Aim of the task -
Reproduce all of the data below without alteration; exclude every picture.

Extracted material -
────────
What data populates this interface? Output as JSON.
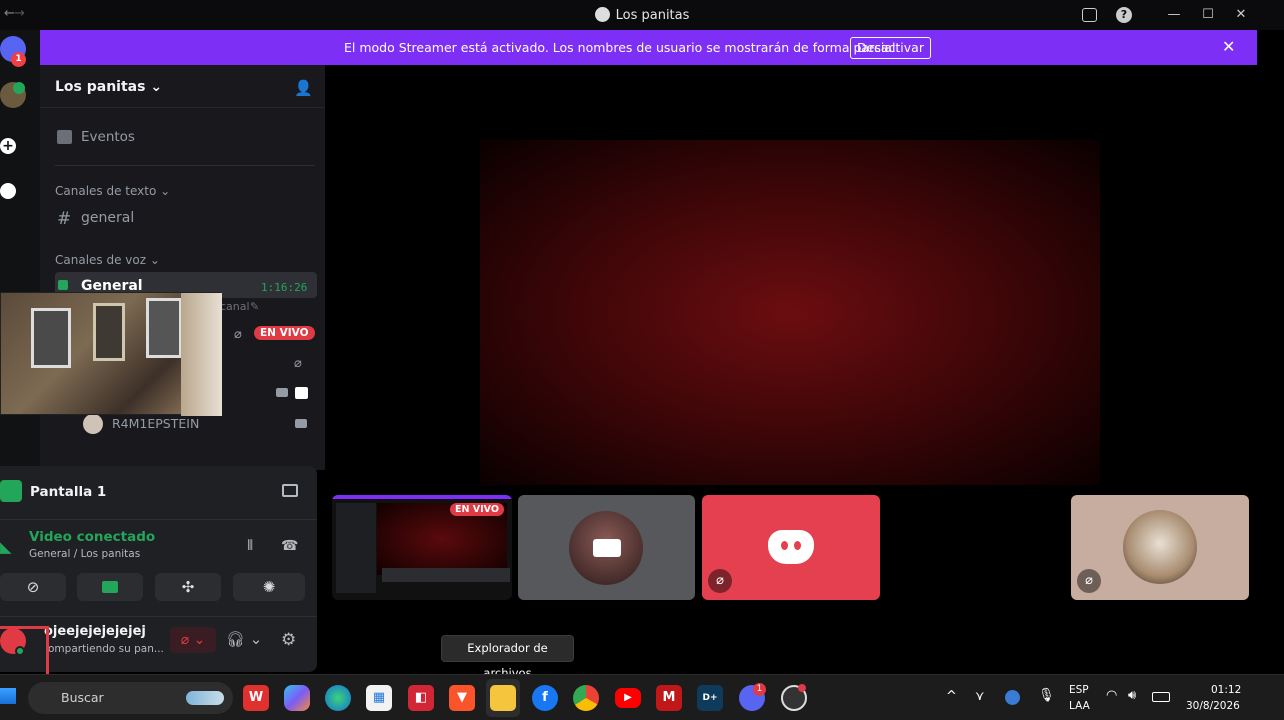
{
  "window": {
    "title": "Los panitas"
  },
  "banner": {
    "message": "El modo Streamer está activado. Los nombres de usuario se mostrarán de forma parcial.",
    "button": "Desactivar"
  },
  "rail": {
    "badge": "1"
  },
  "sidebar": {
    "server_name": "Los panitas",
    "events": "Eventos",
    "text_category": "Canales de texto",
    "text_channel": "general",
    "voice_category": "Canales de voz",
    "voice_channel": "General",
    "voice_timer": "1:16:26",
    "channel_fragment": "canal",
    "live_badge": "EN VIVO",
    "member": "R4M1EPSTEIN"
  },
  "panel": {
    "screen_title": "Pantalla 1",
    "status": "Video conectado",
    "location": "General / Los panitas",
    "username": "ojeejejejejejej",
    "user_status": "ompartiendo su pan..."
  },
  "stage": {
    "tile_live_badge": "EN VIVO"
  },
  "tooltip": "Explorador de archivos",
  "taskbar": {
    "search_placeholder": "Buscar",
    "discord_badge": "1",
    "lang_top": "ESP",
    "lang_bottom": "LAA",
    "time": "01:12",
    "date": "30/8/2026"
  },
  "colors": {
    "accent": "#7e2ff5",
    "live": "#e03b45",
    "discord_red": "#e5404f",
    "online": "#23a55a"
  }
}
────────
Correct result -
What data populates this interface? Output as JSON.
{
  "window": {
    "title": "Los panitas"
  },
  "banner": {
    "message": "El modo Streamer está activado. Los nombres de usuario se mostrarán de forma parcial.",
    "button": "Desactivar"
  },
  "rail": {
    "badge": "1"
  },
  "sidebar": {
    "server_name": "Los panitas",
    "events": "Eventos",
    "text_category": "Canales de texto",
    "text_channel": "general",
    "voice_category": "Canales de voz",
    "voice_channel": "General",
    "voice_timer": "1:16:26",
    "channel_fragment": "canal",
    "live_badge": "EN VIVO",
    "member": "R4M1EPSTEIN"
  },
  "panel": {
    "screen_title": "Pantalla 1",
    "status": "Video conectado",
    "location": "General / Los panitas",
    "username": "ojeejejejejejej",
    "user_status": "ompartiendo su pan..."
  },
  "stage": {
    "tile_live_badge": "EN VIVO"
  },
  "tooltip": "Explorador de archivos",
  "taskbar": {
    "search_placeholder": "Buscar",
    "discord_badge": "1",
    "lang_top": "ESP",
    "lang_bottom": "LAA",
    "time": "01:12",
    "date": "30/8/2026"
  },
  "colors": {
    "accent": "#7e2ff5",
    "live": "#e03b45",
    "discord_red": "#e5404f",
    "online": "#23a55a"
  }
}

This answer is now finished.